◆ Records provided ◆
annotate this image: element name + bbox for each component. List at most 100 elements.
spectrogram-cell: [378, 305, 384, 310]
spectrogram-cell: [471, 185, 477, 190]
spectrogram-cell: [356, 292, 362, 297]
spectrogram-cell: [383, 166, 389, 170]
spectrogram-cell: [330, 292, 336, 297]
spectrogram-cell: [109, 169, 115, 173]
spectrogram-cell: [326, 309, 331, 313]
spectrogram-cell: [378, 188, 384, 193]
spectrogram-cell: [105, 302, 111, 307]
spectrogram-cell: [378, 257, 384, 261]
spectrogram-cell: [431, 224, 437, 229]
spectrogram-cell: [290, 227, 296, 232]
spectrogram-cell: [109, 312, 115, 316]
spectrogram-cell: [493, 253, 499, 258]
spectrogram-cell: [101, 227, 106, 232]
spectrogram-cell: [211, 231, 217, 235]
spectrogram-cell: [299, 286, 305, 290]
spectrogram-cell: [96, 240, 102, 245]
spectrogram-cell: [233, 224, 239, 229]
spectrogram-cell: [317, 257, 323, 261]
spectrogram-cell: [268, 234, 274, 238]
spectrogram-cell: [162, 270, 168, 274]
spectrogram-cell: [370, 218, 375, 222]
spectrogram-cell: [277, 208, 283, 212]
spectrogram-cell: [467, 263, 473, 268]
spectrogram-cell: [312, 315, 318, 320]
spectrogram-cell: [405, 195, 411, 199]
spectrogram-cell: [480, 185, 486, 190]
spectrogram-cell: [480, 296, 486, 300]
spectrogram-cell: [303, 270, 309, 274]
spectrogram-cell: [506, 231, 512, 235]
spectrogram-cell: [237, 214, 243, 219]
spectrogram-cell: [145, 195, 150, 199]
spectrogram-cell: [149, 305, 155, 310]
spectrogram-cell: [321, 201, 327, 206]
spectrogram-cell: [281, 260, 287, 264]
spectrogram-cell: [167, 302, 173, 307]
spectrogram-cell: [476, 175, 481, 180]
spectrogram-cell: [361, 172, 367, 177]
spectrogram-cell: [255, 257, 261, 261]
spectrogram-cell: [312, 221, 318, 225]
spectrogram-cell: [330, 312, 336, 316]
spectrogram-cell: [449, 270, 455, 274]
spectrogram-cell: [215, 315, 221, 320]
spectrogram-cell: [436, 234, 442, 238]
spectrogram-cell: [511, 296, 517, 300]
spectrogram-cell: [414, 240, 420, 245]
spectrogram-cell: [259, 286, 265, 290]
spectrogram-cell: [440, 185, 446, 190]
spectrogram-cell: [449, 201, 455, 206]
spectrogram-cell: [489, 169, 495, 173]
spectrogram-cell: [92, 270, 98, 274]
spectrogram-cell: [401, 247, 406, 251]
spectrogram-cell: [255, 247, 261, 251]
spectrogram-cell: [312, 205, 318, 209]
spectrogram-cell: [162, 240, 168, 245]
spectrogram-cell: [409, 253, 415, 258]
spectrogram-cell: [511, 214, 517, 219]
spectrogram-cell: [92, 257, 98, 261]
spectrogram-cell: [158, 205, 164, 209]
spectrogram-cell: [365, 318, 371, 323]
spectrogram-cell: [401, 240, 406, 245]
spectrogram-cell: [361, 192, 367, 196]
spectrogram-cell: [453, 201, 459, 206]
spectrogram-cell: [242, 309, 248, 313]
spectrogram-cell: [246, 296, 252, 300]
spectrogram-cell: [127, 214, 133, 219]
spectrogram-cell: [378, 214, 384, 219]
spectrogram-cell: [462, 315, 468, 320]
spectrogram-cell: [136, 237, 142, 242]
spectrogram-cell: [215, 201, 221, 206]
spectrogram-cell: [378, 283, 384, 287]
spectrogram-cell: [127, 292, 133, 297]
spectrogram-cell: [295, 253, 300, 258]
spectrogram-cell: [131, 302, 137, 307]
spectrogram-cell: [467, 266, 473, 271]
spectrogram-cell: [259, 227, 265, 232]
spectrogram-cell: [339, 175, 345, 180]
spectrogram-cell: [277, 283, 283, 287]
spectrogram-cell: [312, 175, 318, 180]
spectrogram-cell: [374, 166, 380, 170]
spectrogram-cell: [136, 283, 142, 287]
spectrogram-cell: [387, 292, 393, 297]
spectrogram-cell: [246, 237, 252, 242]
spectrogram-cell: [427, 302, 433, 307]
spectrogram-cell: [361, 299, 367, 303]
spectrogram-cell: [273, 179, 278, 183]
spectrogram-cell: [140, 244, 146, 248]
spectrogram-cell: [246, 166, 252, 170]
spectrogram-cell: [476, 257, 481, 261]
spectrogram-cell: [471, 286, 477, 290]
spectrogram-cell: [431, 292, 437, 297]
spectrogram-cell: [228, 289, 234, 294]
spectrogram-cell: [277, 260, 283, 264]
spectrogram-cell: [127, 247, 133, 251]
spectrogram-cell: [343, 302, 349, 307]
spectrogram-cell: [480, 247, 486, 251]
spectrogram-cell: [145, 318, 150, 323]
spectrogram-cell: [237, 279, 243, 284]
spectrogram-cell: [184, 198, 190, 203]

◆ What you need to do ◆
Reproduce the lines from the first line through the line containing "spectrogram-cell: [312, 221, 318, 225]", substituting "bounding box" for "bbox" and leaving everything else unchanged.

◆ Exercise response ◆
annotate this image: element name + bounding box for each component. List at most 100 elements.
spectrogram-cell: [378, 305, 384, 310]
spectrogram-cell: [471, 185, 477, 190]
spectrogram-cell: [356, 292, 362, 297]
spectrogram-cell: [383, 166, 389, 170]
spectrogram-cell: [330, 292, 336, 297]
spectrogram-cell: [109, 169, 115, 173]
spectrogram-cell: [326, 309, 331, 313]
spectrogram-cell: [378, 188, 384, 193]
spectrogram-cell: [105, 302, 111, 307]
spectrogram-cell: [378, 257, 384, 261]
spectrogram-cell: [431, 224, 437, 229]
spectrogram-cell: [290, 227, 296, 232]
spectrogram-cell: [109, 312, 115, 316]
spectrogram-cell: [493, 253, 499, 258]
spectrogram-cell: [101, 227, 106, 232]
spectrogram-cell: [211, 231, 217, 235]
spectrogram-cell: [299, 286, 305, 290]
spectrogram-cell: [96, 240, 102, 245]
spectrogram-cell: [233, 224, 239, 229]
spectrogram-cell: [317, 257, 323, 261]
spectrogram-cell: [268, 234, 274, 238]
spectrogram-cell: [162, 270, 168, 274]
spectrogram-cell: [370, 218, 375, 222]
spectrogram-cell: [277, 208, 283, 212]
spectrogram-cell: [467, 263, 473, 268]
spectrogram-cell: [312, 315, 318, 320]
spectrogram-cell: [405, 195, 411, 199]
spectrogram-cell: [480, 185, 486, 190]
spectrogram-cell: [480, 296, 486, 300]
spectrogram-cell: [303, 270, 309, 274]
spectrogram-cell: [506, 231, 512, 235]
spectrogram-cell: [237, 214, 243, 219]
spectrogram-cell: [145, 195, 150, 199]
spectrogram-cell: [149, 305, 155, 310]
spectrogram-cell: [321, 201, 327, 206]
spectrogram-cell: [281, 260, 287, 264]
spectrogram-cell: [167, 302, 173, 307]
spectrogram-cell: [476, 175, 481, 180]
spectrogram-cell: [361, 172, 367, 177]
spectrogram-cell: [255, 257, 261, 261]
spectrogram-cell: [312, 221, 318, 225]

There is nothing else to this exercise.